# Problem requirements:
In the listing below, find every line with the string "Flow" and pull it out.

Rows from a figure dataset
>> START

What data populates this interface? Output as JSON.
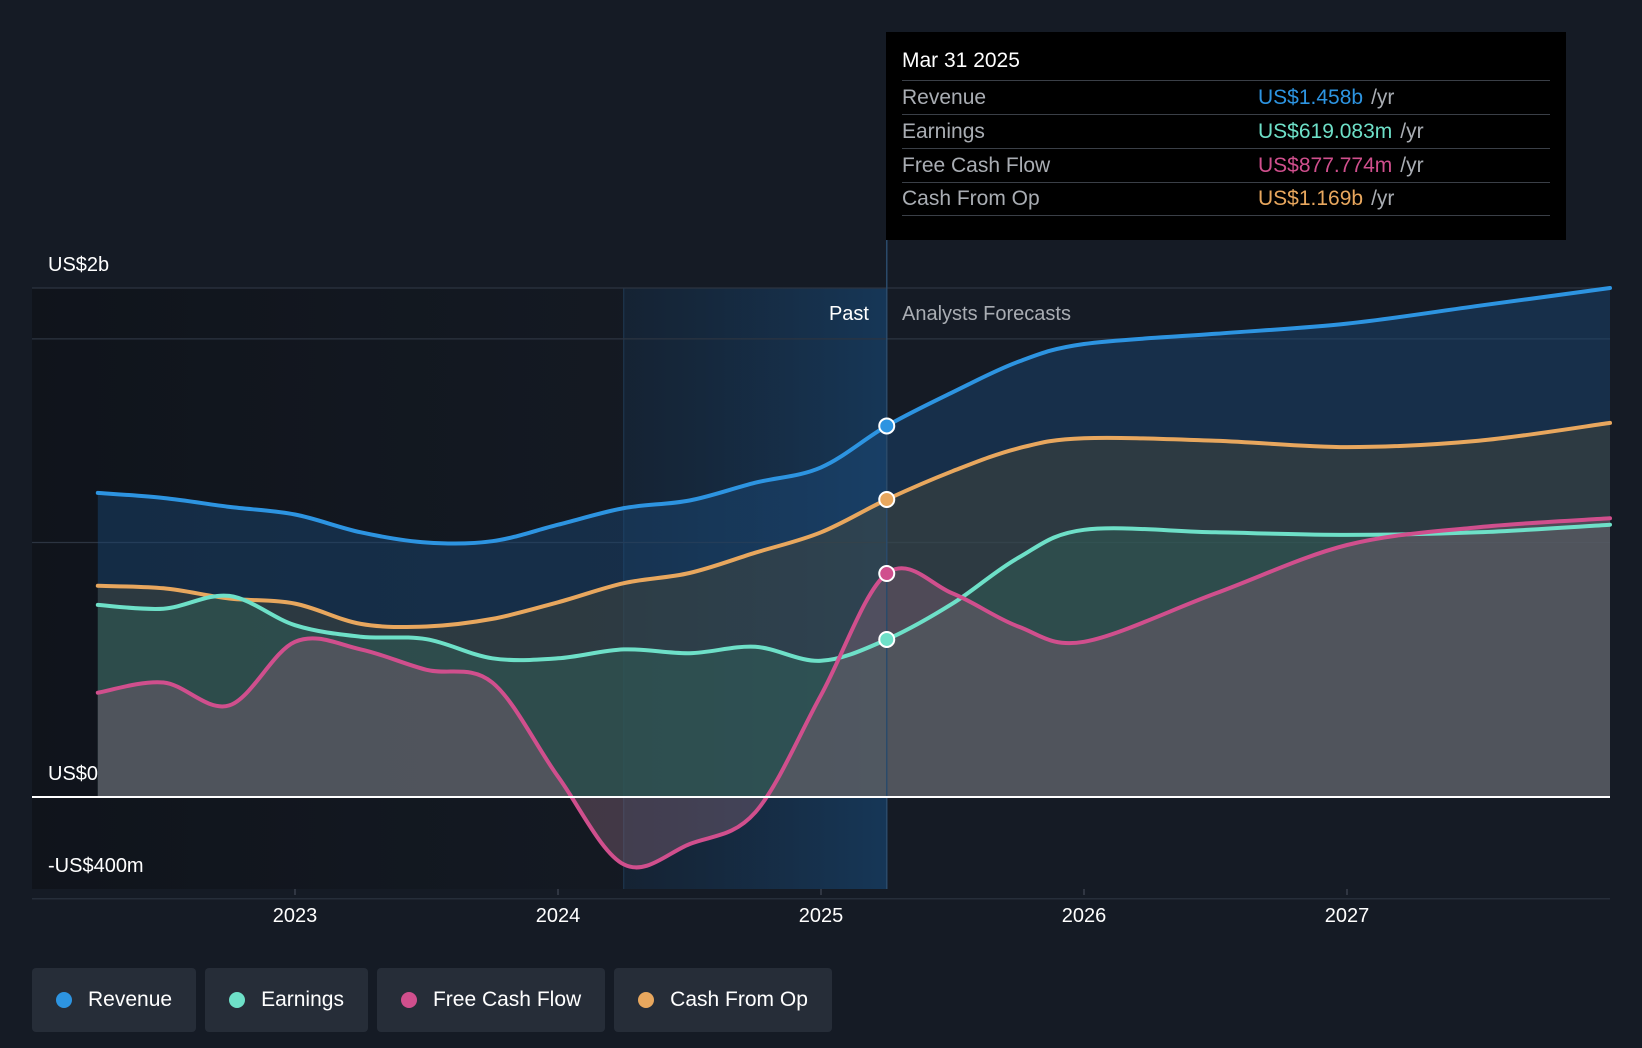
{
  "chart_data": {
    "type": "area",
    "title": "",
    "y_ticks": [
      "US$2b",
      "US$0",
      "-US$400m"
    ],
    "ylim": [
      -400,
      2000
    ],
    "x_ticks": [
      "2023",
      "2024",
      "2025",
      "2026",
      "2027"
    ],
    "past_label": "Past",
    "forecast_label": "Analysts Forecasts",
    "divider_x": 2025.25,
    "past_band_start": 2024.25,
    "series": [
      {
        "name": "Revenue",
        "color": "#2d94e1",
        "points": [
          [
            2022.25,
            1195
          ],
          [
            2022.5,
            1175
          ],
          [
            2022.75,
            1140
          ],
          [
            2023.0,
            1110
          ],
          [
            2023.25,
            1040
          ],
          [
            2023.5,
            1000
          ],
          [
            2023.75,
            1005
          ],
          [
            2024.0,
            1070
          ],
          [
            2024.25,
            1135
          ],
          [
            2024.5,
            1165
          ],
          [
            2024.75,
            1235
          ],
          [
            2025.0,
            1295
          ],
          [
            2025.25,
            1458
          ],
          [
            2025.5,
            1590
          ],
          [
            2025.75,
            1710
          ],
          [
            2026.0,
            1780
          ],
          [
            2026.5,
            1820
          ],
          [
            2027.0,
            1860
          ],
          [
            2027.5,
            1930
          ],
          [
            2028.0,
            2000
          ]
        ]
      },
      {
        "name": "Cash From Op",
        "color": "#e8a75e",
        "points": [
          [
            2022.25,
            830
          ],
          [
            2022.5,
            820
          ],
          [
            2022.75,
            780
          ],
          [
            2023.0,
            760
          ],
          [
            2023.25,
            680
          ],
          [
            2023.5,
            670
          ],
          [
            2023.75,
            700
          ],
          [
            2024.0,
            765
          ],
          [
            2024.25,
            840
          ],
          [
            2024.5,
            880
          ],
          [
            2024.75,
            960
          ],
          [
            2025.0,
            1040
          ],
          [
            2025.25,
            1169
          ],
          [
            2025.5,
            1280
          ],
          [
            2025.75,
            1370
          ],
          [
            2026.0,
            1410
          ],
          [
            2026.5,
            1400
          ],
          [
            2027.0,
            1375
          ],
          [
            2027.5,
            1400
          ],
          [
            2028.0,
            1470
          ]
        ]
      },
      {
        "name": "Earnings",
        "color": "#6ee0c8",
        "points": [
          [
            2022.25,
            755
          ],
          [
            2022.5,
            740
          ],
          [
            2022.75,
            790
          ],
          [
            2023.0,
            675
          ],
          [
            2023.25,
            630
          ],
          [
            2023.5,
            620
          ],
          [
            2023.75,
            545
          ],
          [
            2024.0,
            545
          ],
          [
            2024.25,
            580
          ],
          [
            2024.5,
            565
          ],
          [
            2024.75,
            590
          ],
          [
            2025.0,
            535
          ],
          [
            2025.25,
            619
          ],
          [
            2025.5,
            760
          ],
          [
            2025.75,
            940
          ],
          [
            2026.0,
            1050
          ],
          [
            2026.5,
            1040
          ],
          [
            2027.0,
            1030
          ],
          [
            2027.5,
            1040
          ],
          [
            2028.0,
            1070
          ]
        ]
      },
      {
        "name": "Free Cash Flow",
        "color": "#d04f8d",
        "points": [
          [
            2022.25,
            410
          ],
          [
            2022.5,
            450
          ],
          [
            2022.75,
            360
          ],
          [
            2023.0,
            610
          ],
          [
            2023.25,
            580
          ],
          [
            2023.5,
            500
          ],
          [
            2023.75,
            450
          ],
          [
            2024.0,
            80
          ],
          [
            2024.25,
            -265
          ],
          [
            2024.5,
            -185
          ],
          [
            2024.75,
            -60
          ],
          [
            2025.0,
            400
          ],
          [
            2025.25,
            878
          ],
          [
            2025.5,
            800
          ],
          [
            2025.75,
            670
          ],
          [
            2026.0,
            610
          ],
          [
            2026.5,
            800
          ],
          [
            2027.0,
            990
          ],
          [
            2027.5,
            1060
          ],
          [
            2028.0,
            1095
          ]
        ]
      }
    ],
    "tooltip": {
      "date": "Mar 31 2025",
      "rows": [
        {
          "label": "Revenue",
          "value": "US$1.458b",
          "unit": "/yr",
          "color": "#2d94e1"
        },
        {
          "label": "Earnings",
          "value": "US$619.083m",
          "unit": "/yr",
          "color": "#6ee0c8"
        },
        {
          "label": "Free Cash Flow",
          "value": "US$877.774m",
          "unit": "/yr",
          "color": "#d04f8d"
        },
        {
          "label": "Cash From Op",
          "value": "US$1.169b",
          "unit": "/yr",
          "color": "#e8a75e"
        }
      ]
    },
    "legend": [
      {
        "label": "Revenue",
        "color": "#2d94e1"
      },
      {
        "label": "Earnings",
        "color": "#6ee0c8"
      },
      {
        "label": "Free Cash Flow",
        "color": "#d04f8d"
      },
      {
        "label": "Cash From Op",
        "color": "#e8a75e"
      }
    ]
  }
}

>> END
>> START

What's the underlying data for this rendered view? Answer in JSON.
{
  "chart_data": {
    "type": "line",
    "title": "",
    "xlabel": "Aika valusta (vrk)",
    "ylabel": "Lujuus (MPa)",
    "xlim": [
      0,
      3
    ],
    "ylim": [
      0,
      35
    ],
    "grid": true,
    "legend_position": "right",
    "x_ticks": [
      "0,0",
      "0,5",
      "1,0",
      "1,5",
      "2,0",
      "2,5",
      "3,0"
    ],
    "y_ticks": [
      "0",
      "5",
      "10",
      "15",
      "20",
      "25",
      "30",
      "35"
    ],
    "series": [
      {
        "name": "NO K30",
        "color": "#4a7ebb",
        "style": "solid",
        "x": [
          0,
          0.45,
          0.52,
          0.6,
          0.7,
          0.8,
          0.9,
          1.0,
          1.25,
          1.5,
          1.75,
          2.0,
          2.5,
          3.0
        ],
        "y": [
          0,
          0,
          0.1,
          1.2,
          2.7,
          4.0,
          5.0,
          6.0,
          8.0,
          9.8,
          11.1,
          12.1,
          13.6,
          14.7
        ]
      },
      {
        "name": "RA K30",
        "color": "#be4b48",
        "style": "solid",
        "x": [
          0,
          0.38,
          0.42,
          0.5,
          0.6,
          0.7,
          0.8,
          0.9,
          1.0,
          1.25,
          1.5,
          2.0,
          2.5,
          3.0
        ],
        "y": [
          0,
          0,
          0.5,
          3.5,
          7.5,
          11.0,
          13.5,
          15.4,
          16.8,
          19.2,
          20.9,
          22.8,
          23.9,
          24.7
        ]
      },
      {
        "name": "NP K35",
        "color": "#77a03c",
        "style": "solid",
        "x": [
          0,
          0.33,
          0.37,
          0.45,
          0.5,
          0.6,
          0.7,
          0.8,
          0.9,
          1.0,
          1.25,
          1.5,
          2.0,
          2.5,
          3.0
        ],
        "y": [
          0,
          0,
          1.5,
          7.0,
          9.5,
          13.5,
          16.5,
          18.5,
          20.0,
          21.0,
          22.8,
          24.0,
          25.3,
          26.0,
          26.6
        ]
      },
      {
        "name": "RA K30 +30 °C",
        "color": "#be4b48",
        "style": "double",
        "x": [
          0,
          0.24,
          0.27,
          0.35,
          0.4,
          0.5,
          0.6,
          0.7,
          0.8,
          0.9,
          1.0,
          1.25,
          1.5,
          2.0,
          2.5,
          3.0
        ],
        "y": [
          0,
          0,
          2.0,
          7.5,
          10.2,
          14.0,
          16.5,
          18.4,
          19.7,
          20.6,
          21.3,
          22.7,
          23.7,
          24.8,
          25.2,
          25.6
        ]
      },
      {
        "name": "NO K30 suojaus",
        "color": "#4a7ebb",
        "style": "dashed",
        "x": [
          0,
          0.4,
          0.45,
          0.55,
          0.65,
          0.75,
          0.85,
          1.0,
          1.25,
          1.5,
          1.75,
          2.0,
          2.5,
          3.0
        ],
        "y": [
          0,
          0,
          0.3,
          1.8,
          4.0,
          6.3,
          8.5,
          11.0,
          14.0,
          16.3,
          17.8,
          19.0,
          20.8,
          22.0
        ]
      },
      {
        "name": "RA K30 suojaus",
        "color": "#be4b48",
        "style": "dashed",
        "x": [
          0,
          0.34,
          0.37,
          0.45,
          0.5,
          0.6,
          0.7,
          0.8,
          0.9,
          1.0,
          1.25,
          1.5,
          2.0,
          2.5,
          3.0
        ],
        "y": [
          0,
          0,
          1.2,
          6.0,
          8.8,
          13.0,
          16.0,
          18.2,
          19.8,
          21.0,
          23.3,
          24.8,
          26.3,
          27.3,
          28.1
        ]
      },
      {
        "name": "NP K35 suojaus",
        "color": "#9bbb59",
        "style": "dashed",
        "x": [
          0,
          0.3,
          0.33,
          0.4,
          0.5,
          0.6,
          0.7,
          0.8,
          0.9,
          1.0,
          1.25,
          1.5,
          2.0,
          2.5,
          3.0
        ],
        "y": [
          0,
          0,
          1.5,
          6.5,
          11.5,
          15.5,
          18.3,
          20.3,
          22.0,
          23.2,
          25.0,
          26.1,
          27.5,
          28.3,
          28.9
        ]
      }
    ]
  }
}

>> END

# Output of the task:
        "name": "Free Cash Flow",
          "label": "Free Cash Flow",
        "label": "Free Cash Flow",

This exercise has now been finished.